# My New Rays



## island schwinn (Jul 7, 2015)

picked these up for the San Francisco rides with Frisco Bay Stingrays.now i can join krate mayhem and the gang and not be the only one with a ballooner riding.
green is a 70 5 speed and red is a 74 5 speed.74 could still be retrofitted with a stik shifter from the dealer,so i'll be installing one soon.both bikes are mostly original with the exception of just a few mounting bolts.green shows the wrong seat in pic,but now has the correct one.


----------



## vastingray (Jul 7, 2015)

Great find love the green 5 speed


----------



## 41rollfast (Jul 7, 2015)

You finally got a campus green ray!! Nice. 
That's exactly what I have mine is April 1970 5speed.


----------



## GTs58 (Jul 7, 2015)

Oh boy!   After you get them all dialed in and get a few miles on them, I want to see you out do Bill doing a downhill 50 + MPH run.


----------



## island schwinn (Jul 7, 2015)

the green one came down from washington,but was originally sold in san jose.that part of san jose is now considered part of santa cruz.
this bike will hit 75 no problem,in the back of my truck.lol.


----------



## Sambikeman (Jul 8, 2015)

............................... LOOKIN GOOD BRIAN .................


----------



## Intense One (Feb 10, 2016)

Quite the Stingray stable you have there....envious!  Enjoy


----------

> _RECORDS_:
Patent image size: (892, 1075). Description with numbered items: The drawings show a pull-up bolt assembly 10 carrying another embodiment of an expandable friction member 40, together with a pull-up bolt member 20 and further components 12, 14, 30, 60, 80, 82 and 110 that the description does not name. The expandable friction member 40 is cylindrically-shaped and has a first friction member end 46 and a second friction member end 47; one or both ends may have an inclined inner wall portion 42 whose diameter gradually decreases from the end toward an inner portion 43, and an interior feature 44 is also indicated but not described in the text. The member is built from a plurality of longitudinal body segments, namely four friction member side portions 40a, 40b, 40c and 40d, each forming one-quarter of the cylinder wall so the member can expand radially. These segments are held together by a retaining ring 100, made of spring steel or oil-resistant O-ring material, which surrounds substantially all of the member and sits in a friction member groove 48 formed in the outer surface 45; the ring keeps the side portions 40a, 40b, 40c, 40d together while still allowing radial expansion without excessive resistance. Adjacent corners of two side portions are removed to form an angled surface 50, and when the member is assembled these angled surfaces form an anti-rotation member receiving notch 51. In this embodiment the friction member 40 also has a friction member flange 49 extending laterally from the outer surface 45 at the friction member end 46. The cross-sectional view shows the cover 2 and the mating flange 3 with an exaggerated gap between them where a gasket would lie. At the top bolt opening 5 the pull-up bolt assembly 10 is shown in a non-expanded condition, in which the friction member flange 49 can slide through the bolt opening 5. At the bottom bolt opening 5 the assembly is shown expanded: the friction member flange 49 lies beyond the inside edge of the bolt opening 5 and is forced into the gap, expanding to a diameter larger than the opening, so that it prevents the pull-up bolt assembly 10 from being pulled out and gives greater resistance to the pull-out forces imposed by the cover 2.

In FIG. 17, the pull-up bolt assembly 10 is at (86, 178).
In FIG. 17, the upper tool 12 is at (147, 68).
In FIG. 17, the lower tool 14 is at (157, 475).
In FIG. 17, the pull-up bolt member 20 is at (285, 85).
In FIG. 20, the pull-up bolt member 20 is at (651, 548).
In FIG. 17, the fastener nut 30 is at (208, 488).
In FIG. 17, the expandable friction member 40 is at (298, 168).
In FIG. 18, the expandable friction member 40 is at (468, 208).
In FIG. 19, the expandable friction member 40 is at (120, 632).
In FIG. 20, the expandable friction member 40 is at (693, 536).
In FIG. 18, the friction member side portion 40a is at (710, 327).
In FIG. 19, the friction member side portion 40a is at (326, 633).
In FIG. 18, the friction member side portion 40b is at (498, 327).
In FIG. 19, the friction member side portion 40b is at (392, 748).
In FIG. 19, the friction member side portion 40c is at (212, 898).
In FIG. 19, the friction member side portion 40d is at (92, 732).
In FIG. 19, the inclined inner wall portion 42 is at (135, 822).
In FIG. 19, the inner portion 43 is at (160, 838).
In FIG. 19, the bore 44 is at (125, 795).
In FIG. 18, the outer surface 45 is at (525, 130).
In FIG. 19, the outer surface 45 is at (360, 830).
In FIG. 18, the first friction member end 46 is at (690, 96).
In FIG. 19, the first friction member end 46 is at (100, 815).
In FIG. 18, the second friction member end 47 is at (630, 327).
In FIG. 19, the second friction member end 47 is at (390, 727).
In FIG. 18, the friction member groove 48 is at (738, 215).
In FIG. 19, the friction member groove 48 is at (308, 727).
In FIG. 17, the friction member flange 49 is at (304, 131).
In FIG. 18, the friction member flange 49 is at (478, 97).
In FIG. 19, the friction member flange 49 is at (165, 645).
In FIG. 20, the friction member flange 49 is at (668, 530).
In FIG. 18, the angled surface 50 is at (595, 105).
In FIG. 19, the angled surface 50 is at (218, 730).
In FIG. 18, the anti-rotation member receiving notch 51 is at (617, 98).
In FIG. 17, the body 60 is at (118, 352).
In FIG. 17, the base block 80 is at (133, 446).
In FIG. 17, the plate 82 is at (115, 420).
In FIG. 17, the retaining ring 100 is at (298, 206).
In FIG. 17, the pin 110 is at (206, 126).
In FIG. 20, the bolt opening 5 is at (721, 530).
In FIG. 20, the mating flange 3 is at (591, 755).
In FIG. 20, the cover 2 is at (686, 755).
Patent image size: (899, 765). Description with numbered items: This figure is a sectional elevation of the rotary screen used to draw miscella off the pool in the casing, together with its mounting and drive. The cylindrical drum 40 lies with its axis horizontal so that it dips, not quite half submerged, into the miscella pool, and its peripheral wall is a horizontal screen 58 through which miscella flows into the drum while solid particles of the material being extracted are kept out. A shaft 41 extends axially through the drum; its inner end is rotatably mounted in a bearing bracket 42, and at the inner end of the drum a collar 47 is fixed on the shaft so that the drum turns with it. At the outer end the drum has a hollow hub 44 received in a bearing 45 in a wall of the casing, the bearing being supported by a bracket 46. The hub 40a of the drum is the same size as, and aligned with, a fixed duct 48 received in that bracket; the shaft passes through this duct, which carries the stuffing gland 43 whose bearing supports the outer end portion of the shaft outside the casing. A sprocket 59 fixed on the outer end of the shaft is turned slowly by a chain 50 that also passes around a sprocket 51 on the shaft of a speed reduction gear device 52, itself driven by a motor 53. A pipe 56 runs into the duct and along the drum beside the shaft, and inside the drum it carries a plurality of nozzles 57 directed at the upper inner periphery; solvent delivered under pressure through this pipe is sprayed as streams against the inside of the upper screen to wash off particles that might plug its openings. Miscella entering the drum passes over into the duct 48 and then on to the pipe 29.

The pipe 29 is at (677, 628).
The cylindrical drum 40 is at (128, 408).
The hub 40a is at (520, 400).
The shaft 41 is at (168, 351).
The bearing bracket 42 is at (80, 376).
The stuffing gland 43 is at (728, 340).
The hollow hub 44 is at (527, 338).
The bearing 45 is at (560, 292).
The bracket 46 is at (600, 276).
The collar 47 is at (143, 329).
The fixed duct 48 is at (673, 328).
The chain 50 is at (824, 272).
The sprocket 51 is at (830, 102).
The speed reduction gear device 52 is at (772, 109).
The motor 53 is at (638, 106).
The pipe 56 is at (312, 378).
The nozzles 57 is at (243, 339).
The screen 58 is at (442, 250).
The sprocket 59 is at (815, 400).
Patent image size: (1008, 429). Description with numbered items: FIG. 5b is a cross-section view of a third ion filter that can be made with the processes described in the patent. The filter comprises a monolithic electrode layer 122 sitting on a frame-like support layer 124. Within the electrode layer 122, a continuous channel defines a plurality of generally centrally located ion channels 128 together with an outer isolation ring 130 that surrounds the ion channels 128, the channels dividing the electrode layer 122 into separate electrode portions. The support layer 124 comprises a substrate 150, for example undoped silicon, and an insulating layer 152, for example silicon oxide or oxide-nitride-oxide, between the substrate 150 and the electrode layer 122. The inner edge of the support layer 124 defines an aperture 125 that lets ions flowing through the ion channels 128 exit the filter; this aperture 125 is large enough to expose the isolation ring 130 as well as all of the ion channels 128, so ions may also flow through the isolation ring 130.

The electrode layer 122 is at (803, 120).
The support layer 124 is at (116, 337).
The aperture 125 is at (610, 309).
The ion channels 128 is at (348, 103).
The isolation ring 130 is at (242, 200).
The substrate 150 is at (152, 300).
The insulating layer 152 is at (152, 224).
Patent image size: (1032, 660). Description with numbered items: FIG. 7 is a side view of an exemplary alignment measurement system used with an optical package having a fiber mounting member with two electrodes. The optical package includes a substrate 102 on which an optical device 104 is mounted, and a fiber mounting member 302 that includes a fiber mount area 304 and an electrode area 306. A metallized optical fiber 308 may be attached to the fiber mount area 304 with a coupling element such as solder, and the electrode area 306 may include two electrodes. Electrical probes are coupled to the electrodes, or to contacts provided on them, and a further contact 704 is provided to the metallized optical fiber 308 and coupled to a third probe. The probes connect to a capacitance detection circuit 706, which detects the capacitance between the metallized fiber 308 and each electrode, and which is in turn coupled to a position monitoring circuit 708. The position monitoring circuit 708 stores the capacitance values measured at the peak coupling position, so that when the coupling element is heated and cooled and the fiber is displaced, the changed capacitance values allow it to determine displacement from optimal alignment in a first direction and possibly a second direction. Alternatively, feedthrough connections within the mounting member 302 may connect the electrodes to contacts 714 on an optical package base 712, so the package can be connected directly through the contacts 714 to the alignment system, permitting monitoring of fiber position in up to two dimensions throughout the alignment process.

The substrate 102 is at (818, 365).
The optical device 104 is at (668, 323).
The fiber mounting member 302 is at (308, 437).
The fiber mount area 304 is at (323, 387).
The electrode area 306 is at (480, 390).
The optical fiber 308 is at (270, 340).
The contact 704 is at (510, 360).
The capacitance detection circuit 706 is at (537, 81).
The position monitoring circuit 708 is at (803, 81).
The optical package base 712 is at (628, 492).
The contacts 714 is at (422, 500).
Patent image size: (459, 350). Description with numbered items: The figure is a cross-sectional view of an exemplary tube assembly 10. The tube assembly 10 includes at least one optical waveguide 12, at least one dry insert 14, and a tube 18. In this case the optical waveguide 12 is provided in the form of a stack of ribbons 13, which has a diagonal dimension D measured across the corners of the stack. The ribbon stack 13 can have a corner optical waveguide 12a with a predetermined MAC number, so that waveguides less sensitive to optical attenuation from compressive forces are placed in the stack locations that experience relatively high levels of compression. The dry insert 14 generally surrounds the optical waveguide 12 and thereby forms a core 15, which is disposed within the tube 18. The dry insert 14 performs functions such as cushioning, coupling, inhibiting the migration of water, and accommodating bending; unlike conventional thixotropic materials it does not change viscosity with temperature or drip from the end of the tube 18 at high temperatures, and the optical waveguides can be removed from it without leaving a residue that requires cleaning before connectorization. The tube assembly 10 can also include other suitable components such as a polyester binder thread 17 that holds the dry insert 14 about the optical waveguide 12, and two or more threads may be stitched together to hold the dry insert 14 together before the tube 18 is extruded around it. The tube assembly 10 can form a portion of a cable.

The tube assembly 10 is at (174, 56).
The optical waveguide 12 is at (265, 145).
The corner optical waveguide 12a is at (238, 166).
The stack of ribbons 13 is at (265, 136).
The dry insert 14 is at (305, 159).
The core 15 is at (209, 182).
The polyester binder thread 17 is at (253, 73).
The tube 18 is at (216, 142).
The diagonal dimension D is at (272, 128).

> _DIRECTIONS FOR THIS TASK_: Reproduce everything in the Stingray thread from "picked these up" down to "a ballooner riding.".

> _SOLUTION FOR THIS PROBLEM_:
picked these up for the San Francisco rides with Frisco Bay Stingrays.now i can join krate mayhem and the gang and not be the only one with a ballooner riding.